begin The input
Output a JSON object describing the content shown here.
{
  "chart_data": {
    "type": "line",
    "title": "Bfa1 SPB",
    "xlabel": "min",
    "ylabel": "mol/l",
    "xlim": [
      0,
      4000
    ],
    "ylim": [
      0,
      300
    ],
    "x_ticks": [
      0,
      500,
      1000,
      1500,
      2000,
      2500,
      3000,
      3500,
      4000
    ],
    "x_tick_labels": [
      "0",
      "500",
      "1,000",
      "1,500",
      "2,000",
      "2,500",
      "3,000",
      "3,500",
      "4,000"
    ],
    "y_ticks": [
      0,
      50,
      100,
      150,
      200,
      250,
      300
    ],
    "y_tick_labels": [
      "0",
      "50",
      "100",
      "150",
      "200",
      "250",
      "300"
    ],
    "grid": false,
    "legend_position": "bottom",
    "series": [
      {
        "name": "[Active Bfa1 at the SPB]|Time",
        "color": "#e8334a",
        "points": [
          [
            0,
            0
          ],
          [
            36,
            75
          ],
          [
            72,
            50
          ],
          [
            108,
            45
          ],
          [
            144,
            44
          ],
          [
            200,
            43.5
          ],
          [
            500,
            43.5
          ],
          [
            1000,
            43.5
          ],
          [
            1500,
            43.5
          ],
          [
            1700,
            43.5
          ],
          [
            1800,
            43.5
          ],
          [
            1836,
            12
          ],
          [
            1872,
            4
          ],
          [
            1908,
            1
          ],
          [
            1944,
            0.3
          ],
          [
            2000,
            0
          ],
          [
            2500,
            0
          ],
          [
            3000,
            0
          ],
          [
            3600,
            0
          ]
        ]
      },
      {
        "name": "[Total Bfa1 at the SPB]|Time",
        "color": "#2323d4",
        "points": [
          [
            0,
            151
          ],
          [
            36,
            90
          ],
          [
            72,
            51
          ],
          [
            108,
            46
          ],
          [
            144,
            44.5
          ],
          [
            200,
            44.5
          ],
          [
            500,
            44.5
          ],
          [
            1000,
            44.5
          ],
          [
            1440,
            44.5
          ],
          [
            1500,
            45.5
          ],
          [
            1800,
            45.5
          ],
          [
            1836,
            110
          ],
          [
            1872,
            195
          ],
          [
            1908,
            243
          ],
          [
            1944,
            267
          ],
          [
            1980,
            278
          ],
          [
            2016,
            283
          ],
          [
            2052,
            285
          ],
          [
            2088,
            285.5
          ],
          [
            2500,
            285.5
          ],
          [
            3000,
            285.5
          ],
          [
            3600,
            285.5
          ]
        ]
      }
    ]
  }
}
end The input
Quote every record above exactly.

Output a JSON object describing the content shown here.
{
  "chart_data": {
    "type": "line",
    "title": "Bfa1 SPB",
    "xlabel": "min",
    "ylabel": "mol/l",
    "xlim": [
      0,
      4000
    ],
    "ylim": [
      0,
      300
    ],
    "x_ticks": [
      0,
      500,
      1000,
      1500,
      2000,
      2500,
      3000,
      3500,
      4000
    ],
    "x_tick_labels": [
      "0",
      "500",
      "1,000",
      "1,500",
      "2,000",
      "2,500",
      "3,000",
      "3,500",
      "4,000"
    ],
    "y_ticks": [
      0,
      50,
      100,
      150,
      200,
      250,
      300
    ],
    "y_tick_labels": [
      "0",
      "50",
      "100",
      "150",
      "200",
      "250",
      "300"
    ],
    "grid": false,
    "legend_position": "bottom",
    "series": [
      {
        "name": "[Active Bfa1 at the SPB]|Time",
        "color": "#e8334a",
        "points": [
          [
            0,
            0
          ],
          [
            36,
            75
          ],
          [
            72,
            50
          ],
          [
            108,
            45
          ],
          [
            144,
            44
          ],
          [
            200,
            43.5
          ],
          [
            500,
            43.5
          ],
          [
            1000,
            43.5
          ],
          [
            1500,
            43.5
          ],
          [
            1700,
            43.5
          ],
          [
            1800,
            43.5
          ],
          [
            1836,
            12
          ],
          [
            1872,
            4
          ],
          [
            1908,
            1
          ],
          [
            1944,
            0.3
          ],
          [
            2000,
            0
          ],
          [
            2500,
            0
          ],
          [
            3000,
            0
          ],
          [
            3600,
            0
          ]
        ]
      },
      {
        "name": "[Total Bfa1 at the SPB]|Time",
        "color": "#2323d4",
        "points": [
          [
            0,
            151
          ],
          [
            36,
            90
          ],
          [
            72,
            51
          ],
          [
            108,
            46
          ],
          [
            144,
            44.5
          ],
          [
            200,
            44.5
          ],
          [
            500,
            44.5
          ],
          [
            1000,
            44.5
          ],
          [
            1440,
            44.5
          ],
          [
            1500,
            45.5
          ],
          [
            1800,
            45.5
          ],
          [
            1836,
            110
          ],
          [
            1872,
            195
          ],
          [
            1908,
            243
          ],
          [
            1944,
            267
          ],
          [
            1980,
            278
          ],
          [
            2016,
            283
          ],
          [
            2052,
            285
          ],
          [
            2088,
            285.5
          ],
          [
            2500,
            285.5
          ],
          [
            3000,
            285.5
          ],
          [
            3600,
            285.5
          ]
        ]
      }
    ]
  }
}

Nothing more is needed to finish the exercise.